begin

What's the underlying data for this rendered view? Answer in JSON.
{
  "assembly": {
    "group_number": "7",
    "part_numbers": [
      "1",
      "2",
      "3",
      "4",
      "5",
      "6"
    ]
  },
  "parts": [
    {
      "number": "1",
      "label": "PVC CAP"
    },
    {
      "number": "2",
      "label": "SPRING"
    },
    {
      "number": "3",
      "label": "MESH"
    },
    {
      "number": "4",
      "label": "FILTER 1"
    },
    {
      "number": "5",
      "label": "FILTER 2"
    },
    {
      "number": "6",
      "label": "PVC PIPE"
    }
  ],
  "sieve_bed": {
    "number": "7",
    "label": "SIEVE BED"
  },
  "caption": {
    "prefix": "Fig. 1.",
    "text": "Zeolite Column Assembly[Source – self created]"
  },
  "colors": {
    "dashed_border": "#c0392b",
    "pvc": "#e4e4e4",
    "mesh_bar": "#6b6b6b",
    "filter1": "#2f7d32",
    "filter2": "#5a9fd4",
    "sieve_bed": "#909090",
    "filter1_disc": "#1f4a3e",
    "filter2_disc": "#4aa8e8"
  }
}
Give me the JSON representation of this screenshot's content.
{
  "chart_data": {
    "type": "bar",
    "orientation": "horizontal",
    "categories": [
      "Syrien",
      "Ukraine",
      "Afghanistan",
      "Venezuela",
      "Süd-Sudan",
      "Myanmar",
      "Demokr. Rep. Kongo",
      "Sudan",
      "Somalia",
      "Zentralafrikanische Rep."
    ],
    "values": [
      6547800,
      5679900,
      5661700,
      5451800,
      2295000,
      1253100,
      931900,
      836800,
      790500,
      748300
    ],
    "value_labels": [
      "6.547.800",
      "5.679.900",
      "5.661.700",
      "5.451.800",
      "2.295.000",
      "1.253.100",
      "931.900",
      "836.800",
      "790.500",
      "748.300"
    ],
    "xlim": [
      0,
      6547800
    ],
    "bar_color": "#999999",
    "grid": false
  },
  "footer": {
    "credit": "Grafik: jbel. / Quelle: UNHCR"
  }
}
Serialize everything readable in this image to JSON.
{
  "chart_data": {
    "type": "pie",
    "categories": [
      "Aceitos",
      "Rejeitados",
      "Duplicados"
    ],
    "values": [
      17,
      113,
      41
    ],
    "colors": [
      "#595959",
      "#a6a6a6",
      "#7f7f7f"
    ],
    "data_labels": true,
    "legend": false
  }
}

end

◆ **Short problem**
Repeat all of the records above exactly as they appear.

◆ **Full answer**
What's the underlying data for this rendered view? Answer in JSON.
{
  "assembly": {
    "group_number": "7",
    "part_numbers": [
      "1",
      "2",
      "3",
      "4",
      "5",
      "6"
    ]
  },
  "parts": [
    {
      "number": "1",
      "label": "PVC CAP"
    },
    {
      "number": "2",
      "label": "SPRING"
    },
    {
      "number": "3",
      "label": "MESH"
    },
    {
      "number": "4",
      "label": "FILTER 1"
    },
    {
      "number": "5",
      "label": "FILTER 2"
    },
    {
      "number": "6",
      "label": "PVC PIPE"
    }
  ],
  "sieve_bed": {
    "number": "7",
    "label": "SIEVE BED"
  },
  "caption": {
    "prefix": "Fig. 1.",
    "text": "Zeolite Column Assembly[Source – self created]"
  },
  "colors": {
    "dashed_border": "#c0392b",
    "pvc": "#e4e4e4",
    "mesh_bar": "#6b6b6b",
    "filter1": "#2f7d32",
    "filter2": "#5a9fd4",
    "sieve_bed": "#909090",
    "filter1_disc": "#1f4a3e",
    "filter2_disc": "#4aa8e8"
  }
}
Give me the JSON representation of this screenshot's content.
{
  "chart_data": {
    "type": "bar",
    "orientation": "horizontal",
    "categories": [
      "Syrien",
      "Ukraine",
      "Afghanistan",
      "Venezuela",
      "Süd-Sudan",
      "Myanmar",
      "Demokr. Rep. Kongo",
      "Sudan",
      "Somalia",
      "Zentralafrikanische Rep."
    ],
    "values": [
      6547800,
      5679900,
      5661700,
      5451800,
      2295000,
      1253100,
      931900,
      836800,
      790500,
      748300
    ],
    "value_labels": [
      "6.547.800",
      "5.679.900",
      "5.661.700",
      "5.451.800",
      "2.295.000",
      "1.253.100",
      "931.900",
      "836.800",
      "790.500",
      "748.300"
    ],
    "xlim": [
      0,
      6547800
    ],
    "bar_color": "#999999",
    "grid": false
  },
  "footer": {
    "credit": "Grafik: jbel. / Quelle: UNHCR"
  }
}
Serialize everything readable in this image to JSON.
{
  "chart_data": {
    "type": "pie",
    "categories": [
      "Aceitos",
      "Rejeitados",
      "Duplicados"
    ],
    "values": [
      17,
      113,
      41
    ],
    "colors": [
      "#595959",
      "#a6a6a6",
      "#7f7f7f"
    ],
    "data_labels": true,
    "legend": false
  }
}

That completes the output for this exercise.